* start *

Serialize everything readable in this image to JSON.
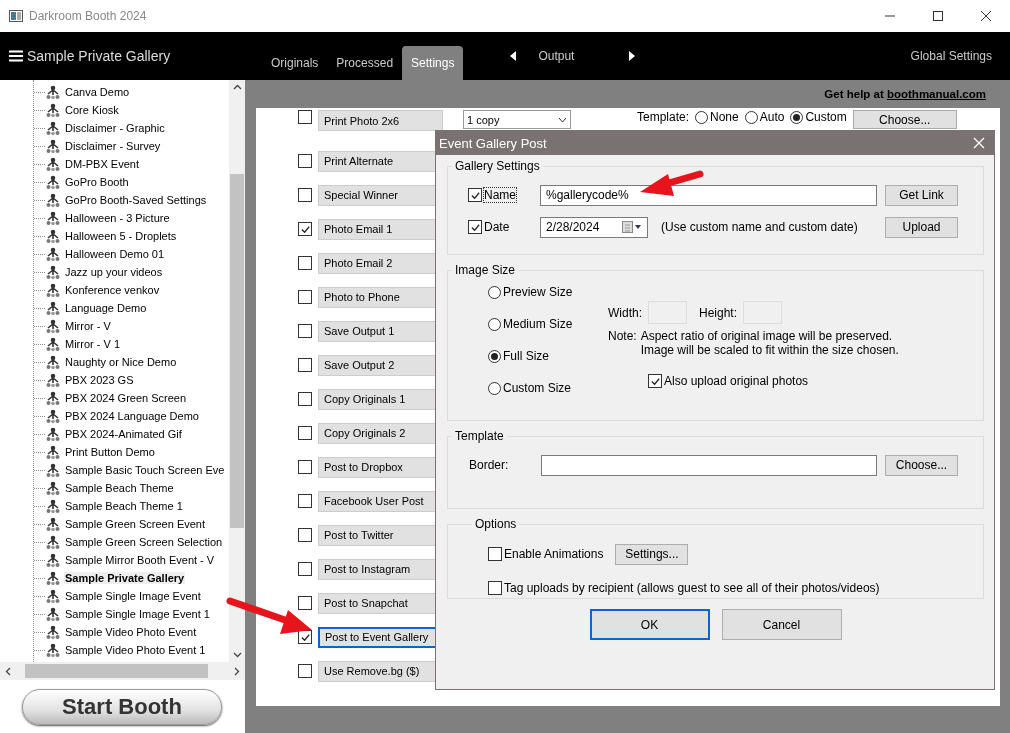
{
  "window": {
    "title": "Darkroom Booth 2024"
  },
  "nav": {
    "event_name": "Sample Private Gallery",
    "tabs": [
      {
        "label": "Originals",
        "selected": false
      },
      {
        "label": "Processed",
        "selected": false
      },
      {
        "label": "Settings",
        "selected": true
      }
    ],
    "output_label": "Output",
    "global_settings": "Global Settings"
  },
  "sidebar": {
    "items": [
      {
        "label": "Canva Demo",
        "selected": false
      },
      {
        "label": "Core Kiosk",
        "selected": false
      },
      {
        "label": "Disclaimer - Graphic",
        "selected": false
      },
      {
        "label": "Disclaimer - Survey",
        "selected": false
      },
      {
        "label": "DM-PBX Event",
        "selected": false
      },
      {
        "label": "GoPro Booth",
        "selected": false
      },
      {
        "label": "GoPro Booth-Saved Settings",
        "selected": false
      },
      {
        "label": "Halloween - 3  Picture",
        "selected": false
      },
      {
        "label": "Halloween 5 - Droplets",
        "selected": false
      },
      {
        "label": "Halloween Demo 01",
        "selected": false
      },
      {
        "label": "Jazz up your videos",
        "selected": false
      },
      {
        "label": "Konference venkov",
        "selected": false
      },
      {
        "label": "Language Demo",
        "selected": false
      },
      {
        "label": "Mirror - V",
        "selected": false
      },
      {
        "label": "Mirror - V  1",
        "selected": false
      },
      {
        "label": "Naughty or Nice Demo",
        "selected": false
      },
      {
        "label": "PBX 2023 GS",
        "selected": false
      },
      {
        "label": "PBX 2024 Green Screen",
        "selected": false
      },
      {
        "label": "PBX 2024 Language Demo",
        "selected": false
      },
      {
        "label": "PBX 2024-Animated Gif",
        "selected": false
      },
      {
        "label": "Print Button Demo",
        "selected": false
      },
      {
        "label": "Sample Basic Touch Screen Eve",
        "selected": false
      },
      {
        "label": "Sample Beach Theme",
        "selected": false
      },
      {
        "label": "Sample Beach Theme  1",
        "selected": false
      },
      {
        "label": "Sample Green Screen Event",
        "selected": false
      },
      {
        "label": "Sample Green Screen Selection",
        "selected": false
      },
      {
        "label": "Sample Mirror Booth Event - V",
        "selected": false
      },
      {
        "label": "Sample Private Gallery",
        "selected": true
      },
      {
        "label": "Sample Single Image Event",
        "selected": false
      },
      {
        "label": "Sample Single Image Event  1",
        "selected": false
      },
      {
        "label": "Sample Video Photo Event",
        "selected": false
      },
      {
        "label": "Sample Video Photo Event  1",
        "selected": false
      }
    ]
  },
  "start_button": "Start Booth",
  "help": {
    "text": "Get help at",
    "link": "boothmanual.com"
  },
  "print_options": {
    "copies": "1 copy",
    "template_label": "Template:",
    "template_options": [
      {
        "label": "None",
        "selected": false
      },
      {
        "label": "Auto",
        "selected": false
      },
      {
        "label": "Custom",
        "selected": true
      }
    ],
    "choose_button": "Choose..."
  },
  "outputs": [
    {
      "label": "Print Photo  2x6",
      "checked": false,
      "focused": false
    },
    {
      "label": "Print Alternate",
      "checked": false,
      "focused": false
    },
    {
      "label": "Special Winner",
      "checked": false,
      "focused": false
    },
    {
      "label": "Photo Email 1",
      "checked": true,
      "focused": false
    },
    {
      "label": "Photo Email 2",
      "checked": false,
      "focused": false
    },
    {
      "label": "Photo to Phone",
      "checked": false,
      "focused": false
    },
    {
      "label": "Save Output 1",
      "checked": false,
      "focused": false
    },
    {
      "label": "Save Output 2",
      "checked": false,
      "focused": false
    },
    {
      "label": "Copy Originals 1",
      "checked": false,
      "focused": false
    },
    {
      "label": "Copy Originals 2",
      "checked": false,
      "focused": false
    },
    {
      "label": "Post to Dropbox",
      "checked": false,
      "focused": false
    },
    {
      "label": "Facebook User Post",
      "checked": false,
      "focused": false
    },
    {
      "label": "Post to Twitter",
      "checked": false,
      "focused": false
    },
    {
      "label": "Post to Instagram",
      "checked": false,
      "focused": false
    },
    {
      "label": "Post to Snapchat",
      "checked": false,
      "focused": false
    },
    {
      "label": "Post to Event Gallery",
      "checked": true,
      "focused": true
    },
    {
      "label": "Use Remove.bg ($)",
      "checked": false,
      "focused": false
    }
  ],
  "dialog": {
    "title": "Event Gallery Post",
    "gallery_settings": {
      "legend": "Gallery Settings",
      "name": {
        "label": "Name",
        "checked": true,
        "value": "%gallerycode%"
      },
      "date": {
        "label": "Date",
        "checked": true,
        "value": "2/28/2024"
      },
      "note": "(Use custom name and custom date)",
      "get_link": "Get Link",
      "upload": "Upload"
    },
    "image_size": {
      "legend": "Image Size",
      "options": [
        {
          "label": "Preview Size",
          "selected": false
        },
        {
          "label": "Medium Size",
          "selected": false
        },
        {
          "label": "Full Size",
          "selected": true
        },
        {
          "label": "Custom Size",
          "selected": false
        }
      ],
      "width_label": "Width:",
      "height_label": "Height:",
      "note_label": "Note:",
      "note_lines": [
        "Aspect ratio of original image will be preserved.",
        "Image will be scaled to fit within the size chosen."
      ],
      "also_upload": {
        "label": "Also upload original photos",
        "checked": true
      }
    },
    "template": {
      "legend": "Template",
      "border_label": "Border:",
      "choose": "Choose..."
    },
    "options": {
      "legend": "Options",
      "enable_animations": {
        "label": "Enable Animations",
        "checked": false
      },
      "settings_button": "Settings...",
      "tag_uploads": {
        "label": "Tag uploads by recipient (allows guest to see all of their photos/videos)",
        "checked": false
      }
    },
    "buttons": [
      {
        "label": "OK",
        "default": true
      },
      {
        "label": "Cancel",
        "default": false
      }
    ]
  }
}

* end *

→ Set task: Using the data above, write out every line exactly, leaving the images behind.

→ The output:
Serialize everything readable in this image to JSON.
{
  "window": {
    "title": "Darkroom Booth 2024"
  },
  "nav": {
    "event_name": "Sample Private Gallery",
    "tabs": [
      {
        "label": "Originals",
        "selected": false
      },
      {
        "label": "Processed",
        "selected": false
      },
      {
        "label": "Settings",
        "selected": true
      }
    ],
    "output_label": "Output",
    "global_settings": "Global Settings"
  },
  "sidebar": {
    "items": [
      {
        "label": "Canva Demo",
        "selected": false
      },
      {
        "label": "Core Kiosk",
        "selected": false
      },
      {
        "label": "Disclaimer - Graphic",
        "selected": false
      },
      {
        "label": "Disclaimer - Survey",
        "selected": false
      },
      {
        "label": "DM-PBX Event",
        "selected": false
      },
      {
        "label": "GoPro Booth",
        "selected": false
      },
      {
        "label": "GoPro Booth-Saved Settings",
        "selected": false
      },
      {
        "label": "Halloween - 3  Picture",
        "selected": false
      },
      {
        "label": "Halloween 5 - Droplets",
        "selected": false
      },
      {
        "label": "Halloween Demo 01",
        "selected": false
      },
      {
        "label": "Jazz up your videos",
        "selected": false
      },
      {
        "label": "Konference venkov",
        "selected": false
      },
      {
        "label": "Language Demo",
        "selected": false
      },
      {
        "label": "Mirror - V",
        "selected": false
      },
      {
        "label": "Mirror - V  1",
        "selected": false
      },
      {
        "label": "Naughty or Nice Demo",
        "selected": false
      },
      {
        "label": "PBX 2023 GS",
        "selected": false
      },
      {
        "label": "PBX 2024 Green Screen",
        "selected": false
      },
      {
        "label": "PBX 2024 Language Demo",
        "selected": false
      },
      {
        "label": "PBX 2024-Animated Gif",
        "selected": false
      },
      {
        "label": "Print Button Demo",
        "selected": false
      },
      {
        "label": "Sample Basic Touch Screen Eve",
        "selected": false
      },
      {
        "label": "Sample Beach Theme",
        "selected": false
      },
      {
        "label": "Sample Beach Theme  1",
        "selected": false
      },
      {
        "label": "Sample Green Screen Event",
        "selected": false
      },
      {
        "label": "Sample Green Screen Selection",
        "selected": false
      },
      {
        "label": "Sample Mirror Booth Event - V",
        "selected": false
      },
      {
        "label": "Sample Private Gallery",
        "selected": true
      },
      {
        "label": "Sample Single Image Event",
        "selected": false
      },
      {
        "label": "Sample Single Image Event  1",
        "selected": false
      },
      {
        "label": "Sample Video Photo Event",
        "selected": false
      },
      {
        "label": "Sample Video Photo Event  1",
        "selected": false
      }
    ]
  },
  "start_button": "Start Booth",
  "help": {
    "text": "Get help at",
    "link": "boothmanual.com"
  },
  "print_options": {
    "copies": "1 copy",
    "template_label": "Template:",
    "template_options": [
      {
        "label": "None",
        "selected": false
      },
      {
        "label": "Auto",
        "selected": false
      },
      {
        "label": "Custom",
        "selected": true
      }
    ],
    "choose_button": "Choose..."
  },
  "outputs": [
    {
      "label": "Print Photo  2x6",
      "checked": false,
      "focused": false
    },
    {
      "label": "Print Alternate",
      "checked": false,
      "focused": false
    },
    {
      "label": "Special Winner",
      "checked": false,
      "focused": false
    },
    {
      "label": "Photo Email 1",
      "checked": true,
      "focused": false
    },
    {
      "label": "Photo Email 2",
      "checked": false,
      "focused": false
    },
    {
      "label": "Photo to Phone",
      "checked": false,
      "focused": false
    },
    {
      "label": "Save Output 1",
      "checked": false,
      "focused": false
    },
    {
      "label": "Save Output 2",
      "checked": false,
      "focused": false
    },
    {
      "label": "Copy Originals 1",
      "checked": false,
      "focused": false
    },
    {
      "label": "Copy Originals 2",
      "checked": false,
      "focused": false
    },
    {
      "label": "Post to Dropbox",
      "checked": false,
      "focused": false
    },
    {
      "label": "Facebook User Post",
      "checked": false,
      "focused": false
    },
    {
      "label": "Post to Twitter",
      "checked": false,
      "focused": false
    },
    {
      "label": "Post to Instagram",
      "checked": false,
      "focused": false
    },
    {
      "label": "Post to Snapchat",
      "checked": false,
      "focused": false
    },
    {
      "label": "Post to Event Gallery",
      "checked": true,
      "focused": true
    },
    {
      "label": "Use Remove.bg ($)",
      "checked": false,
      "focused": false
    }
  ],
  "dialog": {
    "title": "Event Gallery Post",
    "gallery_settings": {
      "legend": "Gallery Settings",
      "name": {
        "label": "Name",
        "checked": true,
        "value": "%gallerycode%"
      },
      "date": {
        "label": "Date",
        "checked": true,
        "value": "2/28/2024"
      },
      "note": "(Use custom name and custom date)",
      "get_link": "Get Link",
      "upload": "Upload"
    },
    "image_size": {
      "legend": "Image Size",
      "options": [
        {
          "label": "Preview Size",
          "selected": false
        },
        {
          "label": "Medium Size",
          "selected": false
        },
        {
          "label": "Full Size",
          "selected": true
        },
        {
          "label": "Custom Size",
          "selected": false
        }
      ],
      "width_label": "Width:",
      "height_label": "Height:",
      "note_label": "Note:",
      "note_lines": [
        "Aspect ratio of original image will be preserved.",
        "Image will be scaled to fit within the size chosen."
      ],
      "also_upload": {
        "label": "Also upload original photos",
        "checked": true
      }
    },
    "template": {
      "legend": "Template",
      "border_label": "Border:",
      "choose": "Choose..."
    },
    "options": {
      "legend": "Options",
      "enable_animations": {
        "label": "Enable Animations",
        "checked": false
      },
      "settings_button": "Settings...",
      "tag_uploads": {
        "label": "Tag uploads by recipient (allows guest to see all of their photos/videos)",
        "checked": false
      }
    },
    "buttons": [
      {
        "label": "OK",
        "default": true
      },
      {
        "label": "Cancel",
        "default": false
      }
    ]
  }
}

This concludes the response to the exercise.